# What is being asked:
Return the records in full, exactly as given.

(Data records)
==========
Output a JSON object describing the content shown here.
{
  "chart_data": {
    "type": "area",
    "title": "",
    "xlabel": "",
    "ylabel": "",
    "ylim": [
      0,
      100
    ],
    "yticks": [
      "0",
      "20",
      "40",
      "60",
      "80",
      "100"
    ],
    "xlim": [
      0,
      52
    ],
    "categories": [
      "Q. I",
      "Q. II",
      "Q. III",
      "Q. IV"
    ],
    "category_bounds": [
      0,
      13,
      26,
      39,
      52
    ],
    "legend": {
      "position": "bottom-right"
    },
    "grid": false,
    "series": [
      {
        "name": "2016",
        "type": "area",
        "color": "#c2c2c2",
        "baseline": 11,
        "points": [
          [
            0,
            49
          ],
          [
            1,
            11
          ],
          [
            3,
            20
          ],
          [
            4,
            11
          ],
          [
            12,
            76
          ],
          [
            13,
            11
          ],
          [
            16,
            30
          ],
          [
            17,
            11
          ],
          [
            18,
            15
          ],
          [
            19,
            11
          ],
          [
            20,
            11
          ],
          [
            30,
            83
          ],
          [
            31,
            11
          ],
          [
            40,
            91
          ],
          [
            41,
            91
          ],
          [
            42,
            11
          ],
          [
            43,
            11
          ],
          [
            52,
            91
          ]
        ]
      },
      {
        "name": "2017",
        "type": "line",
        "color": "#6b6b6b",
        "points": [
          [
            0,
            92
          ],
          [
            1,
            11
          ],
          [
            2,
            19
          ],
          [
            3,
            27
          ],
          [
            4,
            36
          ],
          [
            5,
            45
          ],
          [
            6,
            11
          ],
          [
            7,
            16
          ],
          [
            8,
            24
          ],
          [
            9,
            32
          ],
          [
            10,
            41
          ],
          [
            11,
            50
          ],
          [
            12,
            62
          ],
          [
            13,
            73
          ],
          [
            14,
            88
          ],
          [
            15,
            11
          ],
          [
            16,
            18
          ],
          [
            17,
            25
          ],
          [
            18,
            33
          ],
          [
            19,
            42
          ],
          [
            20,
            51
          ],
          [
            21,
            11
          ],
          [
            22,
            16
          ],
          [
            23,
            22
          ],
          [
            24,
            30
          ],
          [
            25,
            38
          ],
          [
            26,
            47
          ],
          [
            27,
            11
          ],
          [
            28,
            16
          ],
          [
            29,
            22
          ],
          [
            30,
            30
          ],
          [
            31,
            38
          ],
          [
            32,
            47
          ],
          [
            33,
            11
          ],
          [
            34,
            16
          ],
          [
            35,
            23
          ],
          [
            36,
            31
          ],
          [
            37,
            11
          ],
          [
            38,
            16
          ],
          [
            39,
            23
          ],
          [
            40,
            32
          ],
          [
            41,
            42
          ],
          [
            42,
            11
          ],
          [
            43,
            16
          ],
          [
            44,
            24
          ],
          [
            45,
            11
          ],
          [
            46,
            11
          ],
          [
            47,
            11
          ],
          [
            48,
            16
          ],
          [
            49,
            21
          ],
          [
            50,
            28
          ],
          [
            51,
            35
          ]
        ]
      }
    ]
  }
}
==========
# Solution to the exercise:
Output a JSON object describing the content shown here.
{
  "chart_data": {
    "type": "area",
    "title": "",
    "xlabel": "",
    "ylabel": "",
    "ylim": [
      0,
      100
    ],
    "yticks": [
      "0",
      "20",
      "40",
      "60",
      "80",
      "100"
    ],
    "xlim": [
      0,
      52
    ],
    "categories": [
      "Q. I",
      "Q. II",
      "Q. III",
      "Q. IV"
    ],
    "category_bounds": [
      0,
      13,
      26,
      39,
      52
    ],
    "legend": {
      "position": "bottom-right"
    },
    "grid": false,
    "series": [
      {
        "name": "2016",
        "type": "area",
        "color": "#c2c2c2",
        "baseline": 11,
        "points": [
          [
            0,
            49
          ],
          [
            1,
            11
          ],
          [
            3,
            20
          ],
          [
            4,
            11
          ],
          [
            12,
            76
          ],
          [
            13,
            11
          ],
          [
            16,
            30
          ],
          [
            17,
            11
          ],
          [
            18,
            15
          ],
          [
            19,
            11
          ],
          [
            20,
            11
          ],
          [
            30,
            83
          ],
          [
            31,
            11
          ],
          [
            40,
            91
          ],
          [
            41,
            91
          ],
          [
            42,
            11
          ],
          [
            43,
            11
          ],
          [
            52,
            91
          ]
        ]
      },
      {
        "name": "2017",
        "type": "line",
        "color": "#6b6b6b",
        "points": [
          [
            0,
            92
          ],
          [
            1,
            11
          ],
          [
            2,
            19
          ],
          [
            3,
            27
          ],
          [
            4,
            36
          ],
          [
            5,
            45
          ],
          [
            6,
            11
          ],
          [
            7,
            16
          ],
          [
            8,
            24
          ],
          [
            9,
            32
          ],
          [
            10,
            41
          ],
          [
            11,
            50
          ],
          [
            12,
            62
          ],
          [
            13,
            73
          ],
          [
            14,
            88
          ],
          [
            15,
            11
          ],
          [
            16,
            18
          ],
          [
            17,
            25
          ],
          [
            18,
            33
          ],
          [
            19,
            42
          ],
          [
            20,
            51
          ],
          [
            21,
            11
          ],
          [
            22,
            16
          ],
          [
            23,
            22
          ],
          [
            24,
            30
          ],
          [
            25,
            38
          ],
          [
            26,
            47
          ],
          [
            27,
            11
          ],
          [
            28,
            16
          ],
          [
            29,
            22
          ],
          [
            30,
            30
          ],
          [
            31,
            38
          ],
          [
            32,
            47
          ],
          [
            33,
            11
          ],
          [
            34,
            16
          ],
          [
            35,
            23
          ],
          [
            36,
            31
          ],
          [
            37,
            11
          ],
          [
            38,
            16
          ],
          [
            39,
            23
          ],
          [
            40,
            32
          ],
          [
            41,
            42
          ],
          [
            42,
            11
          ],
          [
            43,
            16
          ],
          [
            44,
            24
          ],
          [
            45,
            11
          ],
          [
            46,
            11
          ],
          [
            47,
            11
          ],
          [
            48,
            16
          ],
          [
            49,
            21
          ],
          [
            50,
            28
          ],
          [
            51,
            35
          ]
        ]
      }
    ]
  }
}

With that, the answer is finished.